Data listing section start

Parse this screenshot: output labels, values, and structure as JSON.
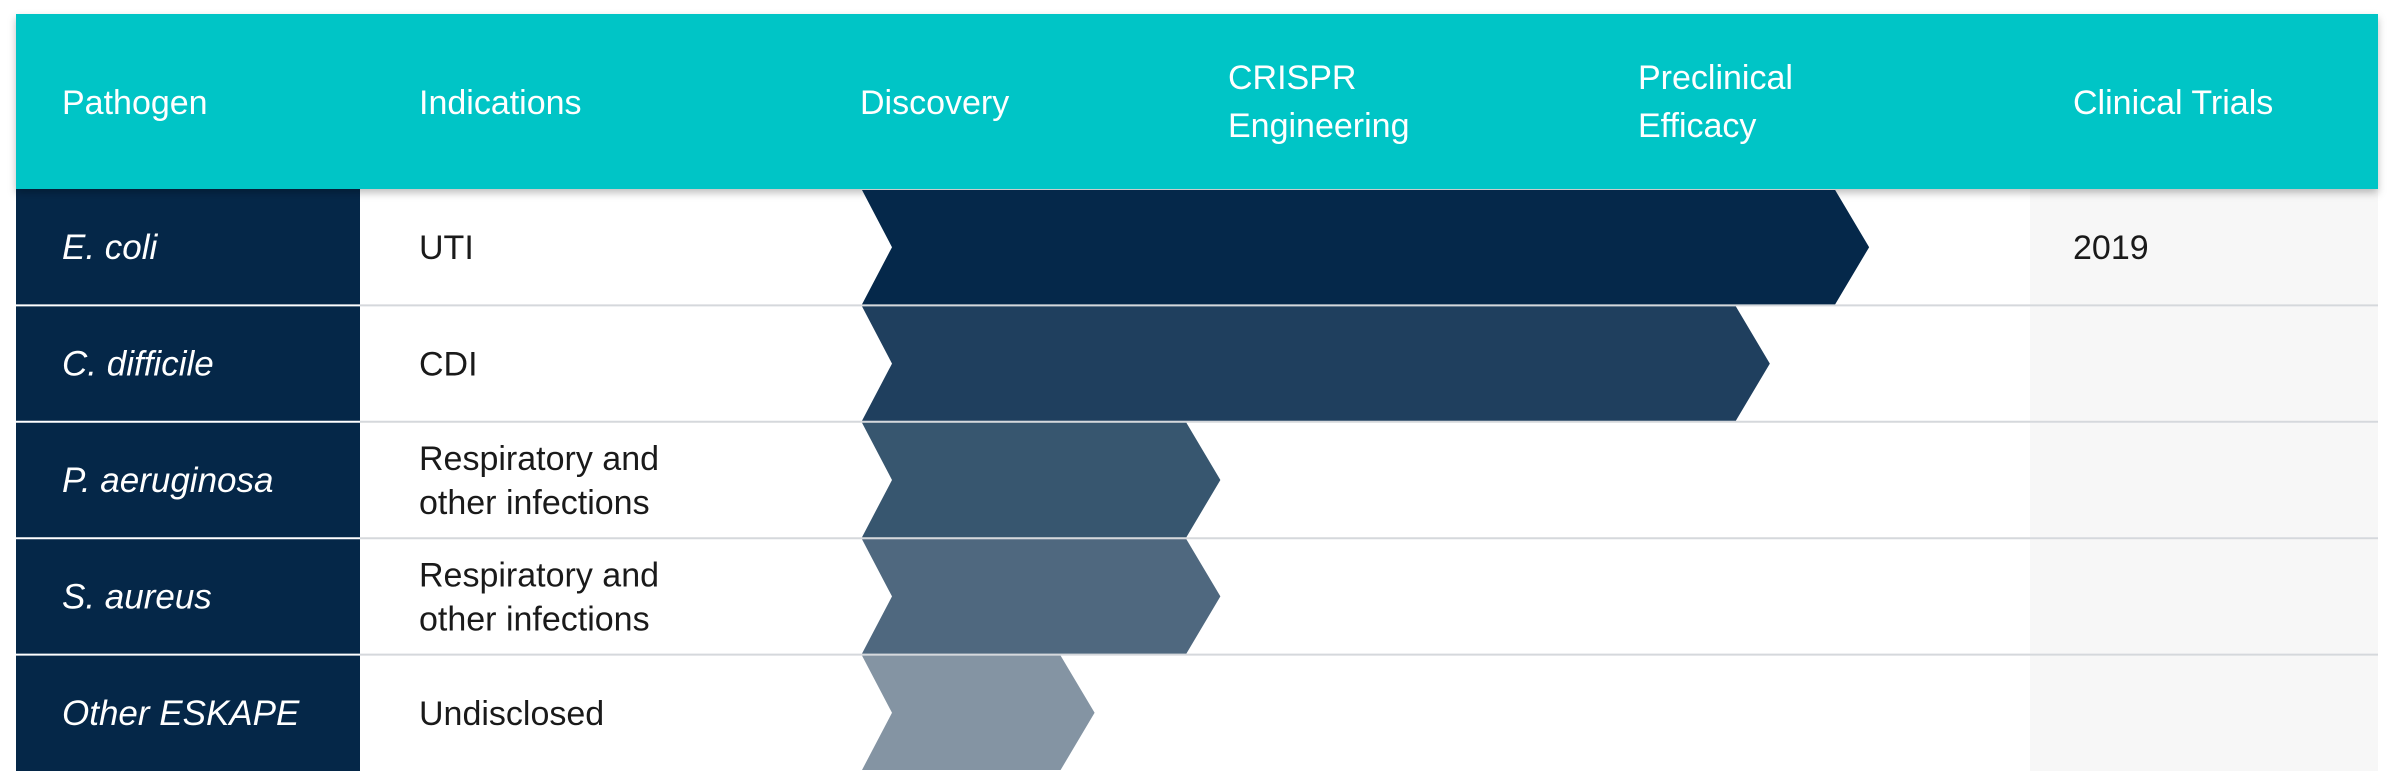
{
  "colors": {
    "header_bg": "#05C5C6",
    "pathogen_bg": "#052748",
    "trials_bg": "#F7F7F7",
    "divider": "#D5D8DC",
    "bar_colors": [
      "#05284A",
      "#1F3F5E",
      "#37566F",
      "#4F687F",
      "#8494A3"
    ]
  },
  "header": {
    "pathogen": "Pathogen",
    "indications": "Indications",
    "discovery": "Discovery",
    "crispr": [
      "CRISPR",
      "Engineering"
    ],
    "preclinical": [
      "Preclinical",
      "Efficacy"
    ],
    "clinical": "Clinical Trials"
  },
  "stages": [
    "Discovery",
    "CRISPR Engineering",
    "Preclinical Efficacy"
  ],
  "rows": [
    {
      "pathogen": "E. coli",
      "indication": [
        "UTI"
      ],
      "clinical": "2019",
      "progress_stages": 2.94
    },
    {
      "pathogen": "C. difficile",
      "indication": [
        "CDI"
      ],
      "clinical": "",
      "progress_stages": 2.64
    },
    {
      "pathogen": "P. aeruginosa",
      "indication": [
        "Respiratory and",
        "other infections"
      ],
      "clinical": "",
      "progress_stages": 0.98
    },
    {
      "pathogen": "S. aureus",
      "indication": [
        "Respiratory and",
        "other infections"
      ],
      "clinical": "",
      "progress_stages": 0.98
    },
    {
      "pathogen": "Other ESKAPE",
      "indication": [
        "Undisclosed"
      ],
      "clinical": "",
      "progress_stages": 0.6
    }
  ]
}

Data listing section end

| Directions |
The response must match the listing exactly, except that pictures are removed.

| Output |
Parse this screenshot: output labels, values, and structure as JSON.
{
  "colors": {
    "header_bg": "#05C5C6",
    "pathogen_bg": "#052748",
    "trials_bg": "#F7F7F7",
    "divider": "#D5D8DC",
    "bar_colors": [
      "#05284A",
      "#1F3F5E",
      "#37566F",
      "#4F687F",
      "#8494A3"
    ]
  },
  "header": {
    "pathogen": "Pathogen",
    "indications": "Indications",
    "discovery": "Discovery",
    "crispr": [
      "CRISPR",
      "Engineering"
    ],
    "preclinical": [
      "Preclinical",
      "Efficacy"
    ],
    "clinical": "Clinical Trials"
  },
  "stages": [
    "Discovery",
    "CRISPR Engineering",
    "Preclinical Efficacy"
  ],
  "rows": [
    {
      "pathogen": "E. coli",
      "indication": [
        "UTI"
      ],
      "clinical": "2019",
      "progress_stages": 2.94
    },
    {
      "pathogen": "C. difficile",
      "indication": [
        "CDI"
      ],
      "clinical": "",
      "progress_stages": 2.64
    },
    {
      "pathogen": "P. aeruginosa",
      "indication": [
        "Respiratory and",
        "other infections"
      ],
      "clinical": "",
      "progress_stages": 0.98
    },
    {
      "pathogen": "S. aureus",
      "indication": [
        "Respiratory and",
        "other infections"
      ],
      "clinical": "",
      "progress_stages": 0.98
    },
    {
      "pathogen": "Other ESKAPE",
      "indication": [
        "Undisclosed"
      ],
      "clinical": "",
      "progress_stages": 0.6
    }
  ]
}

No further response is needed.